_Exercise directions_
Copy everything in the listing below word for word, apart from any images.

_Supplied material_
'''

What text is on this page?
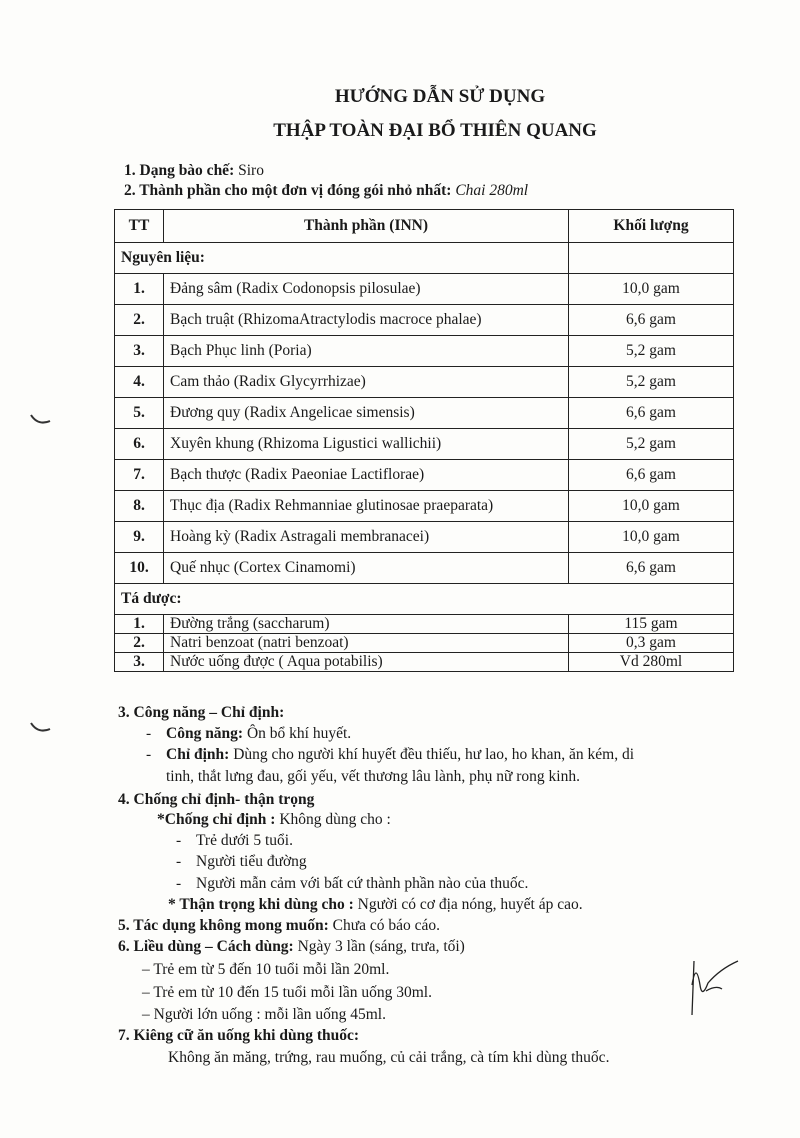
HƯỚNG DẪN SỬ DỤNG
THẬP TOÀN ĐẠI BỔ THIÊN QUANG
1. Dạng bào chế: Siro
2. Thành phần cho một đơn vị đóng gói nhỏ nhất: Chai 280ml
TT	Thành phần (INN)	Khối lượng
Nguyên liệu:		
1.	Đảng sâm (Radix Codonopsis pilosulae)	10,0 gam
2.	Bạch truật (RhizomaAtractylodis macroce phalae)	6,6 gam
3.	Bạch Phục linh (Poria)	5,2 gam
4.	Cam thảo (Radix Glycyrrhizae)	5,2 gam
5.	Đương quy (Radix Angelicae simensis)	6,6 gam
6.	Xuyên khung (Rhizoma Ligustici wallichii)	5,2 gam
7.	Bạch thược (Radix Paeoniae Lactiflorae)	6,6 gam
8.	Thục địa (Radix Rehmanniae glutinosae praeparata)	10,0 gam
9.	Hoàng kỳ (Radix Astragali membranacei)	10,0 gam
10.	Quế nhục (Cortex Cinamomi)	6,6 gam
Tá dược:		
1.	Đường trắng (saccharum)	115 gam
2.	Natri benzoat (natri benzoat)	0,3 gam
3.	Nước uống được ( Aqua potabilis)	Vd 280ml
3. Công năng – Chỉ định:
- Công năng: Ôn bổ khí huyết.
- Chỉ định: Dùng cho người khí huyết đều thiếu, hư lao, ho khan, ăn kém, di
tinh, thắt lưng đau, gối yếu, vết thương lâu lành, phụ nữ rong kinh.
4. Chống chỉ định- thận trọng
*Chống chỉ định : Không dùng cho :
- Trẻ dưới 5 tuổi.
- Người tiểu đường
- Người mẫn cảm với bất cứ thành phần nào của thuốc.
* Thận trọng khi dùng cho : Người có cơ địa nóng, huyết áp cao.
5. Tác dụng không mong muốn: Chưa có báo cáo.
6. Liều dùng – Cách dùng: Ngày 3 lần (sáng, trưa, tối)
– Trẻ em từ 5 đến 10 tuổi mỗi lần 20ml.
– Trẻ em từ 10 đến 15 tuổi mỗi lần uống 30ml.
– Người lớn uống : mỗi lần uống 45ml.
7. Kiêng cữ ăn uống khi dùng thuốc:
Không ăn măng, trứng, rau muống, củ cải trắng, cà tím khi dùng thuốc.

'''

_Finished task_
What text is on this page?
HƯỚNG DẪN SỬ DỤNG
THẬP TOÀN ĐẠI BỔ THIÊN QUANG
1. Dạng bào chế: Siro
2. Thành phần cho một đơn vị đóng gói nhỏ nhất: Chai 280ml
TT	Thành phần (INN)	Khối lượng
Nguyên liệu:		
1.	Đảng sâm (Radix Codonopsis pilosulae)	10,0 gam
2.	Bạch truật (RhizomaAtractylodis macroce phalae)	6,6 gam
3.	Bạch Phục linh (Poria)	5,2 gam
4.	Cam thảo (Radix Glycyrrhizae)	5,2 gam
5.	Đương quy (Radix Angelicae simensis)	6,6 gam
6.	Xuyên khung (Rhizoma Ligustici wallichii)	5,2 gam
7.	Bạch thược (Radix Paeoniae Lactiflorae)	6,6 gam
8.	Thục địa (Radix Rehmanniae glutinosae praeparata)	10,0 gam
9.	Hoàng kỳ (Radix Astragali membranacei)	10,0 gam
10.	Quế nhục (Cortex Cinamomi)	6,6 gam
Tá dược:		
1.	Đường trắng (saccharum)	115 gam
2.	Natri benzoat (natri benzoat)	0,3 gam
3.	Nước uống được ( Aqua potabilis)	Vd 280ml
3. Công năng – Chỉ định:
- Công năng: Ôn bổ khí huyết.
- Chỉ định: Dùng cho người khí huyết đều thiếu, hư lao, ho khan, ăn kém, di
tinh, thắt lưng đau, gối yếu, vết thương lâu lành, phụ nữ rong kinh.
4. Chống chỉ định- thận trọng
*Chống chỉ định : Không dùng cho :
- Trẻ dưới 5 tuổi.
- Người tiểu đường
- Người mẫn cảm với bất cứ thành phần nào của thuốc.
* Thận trọng khi dùng cho : Người có cơ địa nóng, huyết áp cao.
5. Tác dụng không mong muốn: Chưa có báo cáo.
6. Liều dùng – Cách dùng: Ngày 3 lần (sáng, trưa, tối)
– Trẻ em từ 5 đến 10 tuổi mỗi lần 20ml.
– Trẻ em từ 10 đến 15 tuổi mỗi lần uống 30ml.
– Người lớn uống : mỗi lần uống 45ml.
7. Kiêng cữ ăn uống khi dùng thuốc:
Không ăn măng, trứng, rau muống, củ cải trắng, cà tím khi dùng thuốc.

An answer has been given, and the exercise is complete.